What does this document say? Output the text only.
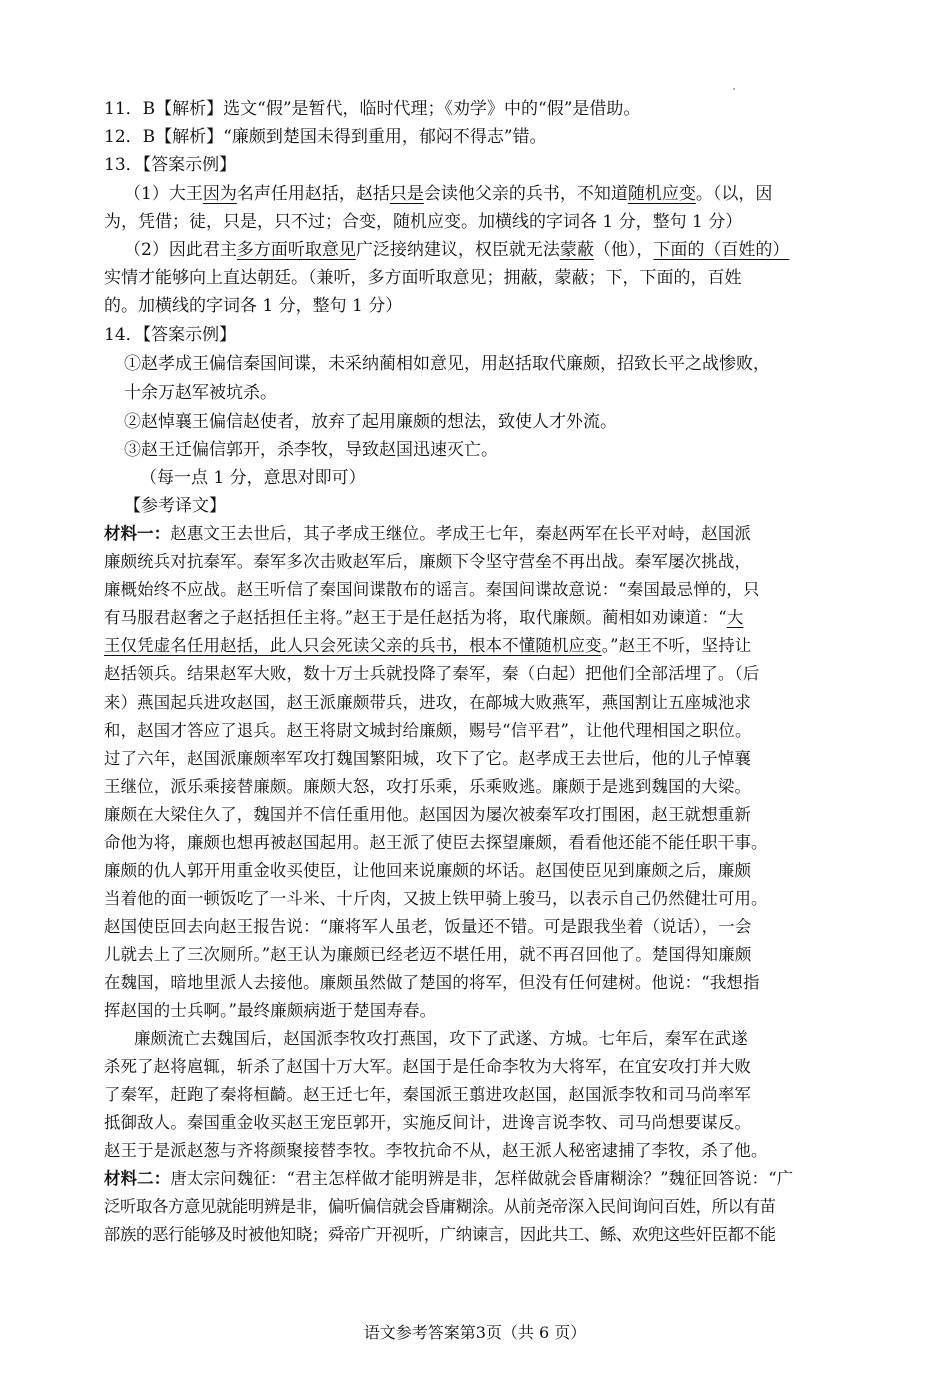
11．B【解析】选文“假”是暂代，临时代理；《劝学》中的“假”是借助。
12．B【解析】“廉颇到楚国未得到重用，郁闷不得志”错。
13．【答案示例】
（1）大王因为名声任用赵括，赵括只是会读他父亲的兵书，不知道随机应变。（以，因
为，凭借；徒，只是，只不过；合变，随机应变。加横线的字词各 1 分，整句 1 分）
（2）因此君主多方面听取意见广泛接纳建议，权臣就无法蒙蔽（他），下面的（百姓的）
实情才能够向上直达朝廷。（兼听，多方面听取意见；拥蔽，蒙蔽；下，下面的，百姓
的。加横线的字词各 1 分，整句 1 分）
14．【答案示例】
①赵孝成王偏信秦国间谍，未采纳蔺相如意见，用赵括取代廉颇，招致长平之战惨败，
十余万赵军被坑杀。
②赵悼襄王偏信赵使者，放弃了起用廉颇的想法，致使人才外流。
③赵王迁偏信郭开，杀李牧，导致赵国迅速灭亡。
（每一点 1 分，意思对即可）
【参考译文】
材料一：赵惠文王去世后，其子孝成王继位。孝成王七年，秦赵两军在长平对峙，赵国派
廉颇统兵对抗秦军。秦军多次击败赵军后，廉颇下令坚守营垒不再出战。秦军屡次挑战，
廉概始终不应战。赵王听信了秦国间谍散布的谣言。秦国间谍故意说：“秦国最忌惮的，只
有马服君赵奢之子赵括担任主将。”赵王于是任赵括为将，取代廉颇。蔺相如劝谏道：“大
王仅凭虚名任用赵括，此人只会死读父亲的兵书，根本不懂随机应变。”赵王不听，坚持让
赵括领兵。结果赵军大败，数十万士兵就投降了秦军，秦（白起）把他们全部活埋了。（后
来）燕国起兵进攻赵国，赵王派廉颇带兵，进攻，在鄗城大败燕军，燕国割让五座城池求
和，赵国才答应了退兵。赵王将尉文城封给廉颇，赐号“信平君”，让他代理相国之职位。
过了六年，赵国派廉颇率军攻打魏国繁阳城，攻下了它。赵孝成王去世后，他的儿子悼襄
王继位，派乐乘接替廉颇。廉颇大怒，攻打乐乘，乐乘败逃。廉颇于是逃到魏国的大梁。
廉颇在大梁住久了，魏国并不信任重用他。赵国因为屡次被秦军攻打围困，赵王就想重新
命他为将，廉颇也想再被赵国起用。赵王派了使臣去探望廉颇，看看他还能不能任职干事。
廉颇的仇人郭开用重金收买使臣，让他回来说廉颇的坏话。赵国使臣见到廉颇之后，廉颇
当着他的面一顿饭吃了一斗米、十斤肉，又披上铁甲骑上骏马，以表示自己仍然健壮可用。
赵国使臣回去向赵王报告说：“廉将军人虽老，饭量还不错。可是跟我坐着（说话），一会
儿就去上了三次厕所。”赵王认为廉颇已经老迈不堪任用，就不再召回他了。楚国得知廉颇
在魏国，暗地里派人去接他。廉颇虽然做了楚国的将军，但没有任何建树。他说：“我想指
挥赵国的士兵啊。”最终廉颇病逝于楚国寿春。
廉颇流亡去魏国后，赵国派李牧攻打燕国，攻下了武遂、方城。七年后，秦军在武遂
杀死了赵将扈辄，斩杀了赵国十万大军。赵国于是任命李牧为大将军，在宜安攻打并大败
了秦军，赶跑了秦将桓齮。赵王迁七年，秦国派王翦进攻赵国，赵国派李牧和司马尚率军
抵御敌人。秦国重金收买赵王宠臣郭开，实施反间计，进谗言说李牧、司马尚想要谋反。
赵王于是派赵葱与齐将颜聚接替李牧。李牧抗命不从，赵王派人秘密逮捕了李牧，杀了他。
材料二：唐太宗问魏征：“君主怎样做才能明辨是非，怎样做就会昏庸糊涂？”魏征回答说：“广
泛听取各方意见就能明辨是非，偏听偏信就会昏庸糊涂。从前尧帝深入民间询问百姓，所以有苗
部族的恶行能够及时被他知晓；舜帝广开视听，广纳谏言，因此共工、鲧、欢兜这些奸臣都不能
语文参考答案第3页（共 6 页）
* * *
## Exercise:
Skipping the pictures, transcribe each line above exactly as it appears.

## Answer in full:
What does this document say? Output the text only.
11．B【解析】选文“假”是暂代，临时代理；《劝学》中的“假”是借助。
12．B【解析】“廉颇到楚国未得到重用，郁闷不得志”错。
13．【答案示例】
（1）大王因为名声任用赵括，赵括只是会读他父亲的兵书，不知道随机应变。（以，因
为，凭借；徒，只是，只不过；合变，随机应变。加横线的字词各 1 分，整句 1 分）
（2）因此君主多方面听取意见广泛接纳建议，权臣就无法蒙蔽（他），下面的（百姓的）
实情才能够向上直达朝廷。（兼听，多方面听取意见；拥蔽，蒙蔽；下，下面的，百姓
的。加横线的字词各 1 分，整句 1 分）
14．【答案示例】
①赵孝成王偏信秦国间谍，未采纳蔺相如意见，用赵括取代廉颇，招致长平之战惨败，
十余万赵军被坑杀。
②赵悼襄王偏信赵使者，放弃了起用廉颇的想法，致使人才外流。
③赵王迁偏信郭开，杀李牧，导致赵国迅速灭亡。
（每一点 1 分，意思对即可）
【参考译文】
材料一：赵惠文王去世后，其子孝成王继位。孝成王七年，秦赵两军在长平对峙，赵国派
廉颇统兵对抗秦军。秦军多次击败赵军后，廉颇下令坚守营垒不再出战。秦军屡次挑战，
廉概始终不应战。赵王听信了秦国间谍散布的谣言。秦国间谍故意说：“秦国最忌惮的，只
有马服君赵奢之子赵括担任主将。”赵王于是任赵括为将，取代廉颇。蔺相如劝谏道：“大
王仅凭虚名任用赵括，此人只会死读父亲的兵书，根本不懂随机应变。”赵王不听，坚持让
赵括领兵。结果赵军大败，数十万士兵就投降了秦军，秦（白起）把他们全部活埋了。（后
来）燕国起兵进攻赵国，赵王派廉颇带兵，进攻，在鄗城大败燕军，燕国割让五座城池求
和，赵国才答应了退兵。赵王将尉文城封给廉颇，赐号“信平君”，让他代理相国之职位。
过了六年，赵国派廉颇率军攻打魏国繁阳城，攻下了它。赵孝成王去世后，他的儿子悼襄
王继位，派乐乘接替廉颇。廉颇大怒，攻打乐乘，乐乘败逃。廉颇于是逃到魏国的大梁。
廉颇在大梁住久了，魏国并不信任重用他。赵国因为屡次被秦军攻打围困，赵王就想重新
命他为将，廉颇也想再被赵国起用。赵王派了使臣去探望廉颇，看看他还能不能任职干事。
廉颇的仇人郭开用重金收买使臣，让他回来说廉颇的坏话。赵国使臣见到廉颇之后，廉颇
当着他的面一顿饭吃了一斗米、十斤肉，又披上铁甲骑上骏马，以表示自己仍然健壮可用。
赵国使臣回去向赵王报告说：“廉将军人虽老，饭量还不错。可是跟我坐着（说话），一会
儿就去上了三次厕所。”赵王认为廉颇已经老迈不堪任用，就不再召回他了。楚国得知廉颇
在魏国，暗地里派人去接他。廉颇虽然做了楚国的将军，但没有任何建树。他说：“我想指
挥赵国的士兵啊。”最终廉颇病逝于楚国寿春。
廉颇流亡去魏国后，赵国派李牧攻打燕国，攻下了武遂、方城。七年后，秦军在武遂
杀死了赵将扈辄，斩杀了赵国十万大军。赵国于是任命李牧为大将军，在宜安攻打并大败
了秦军，赶跑了秦将桓齮。赵王迁七年，秦国派王翦进攻赵国，赵国派李牧和司马尚率军
抵御敌人。秦国重金收买赵王宠臣郭开，实施反间计，进谗言说李牧、司马尚想要谋反。
赵王于是派赵葱与齐将颜聚接替李牧。李牧抗命不从，赵王派人秘密逮捕了李牧，杀了他。
材料二：唐太宗问魏征：“君主怎样做才能明辨是非，怎样做就会昏庸糊涂？”魏征回答说：“广
泛听取各方意见就能明辨是非，偏听偏信就会昏庸糊涂。从前尧帝深入民间询问百姓，所以有苗
部族的恶行能够及时被他知晓；舜帝广开视听，广纳谏言，因此共工、鲧、欢兜这些奸臣都不能
语文参考答案第3页（共 6 页）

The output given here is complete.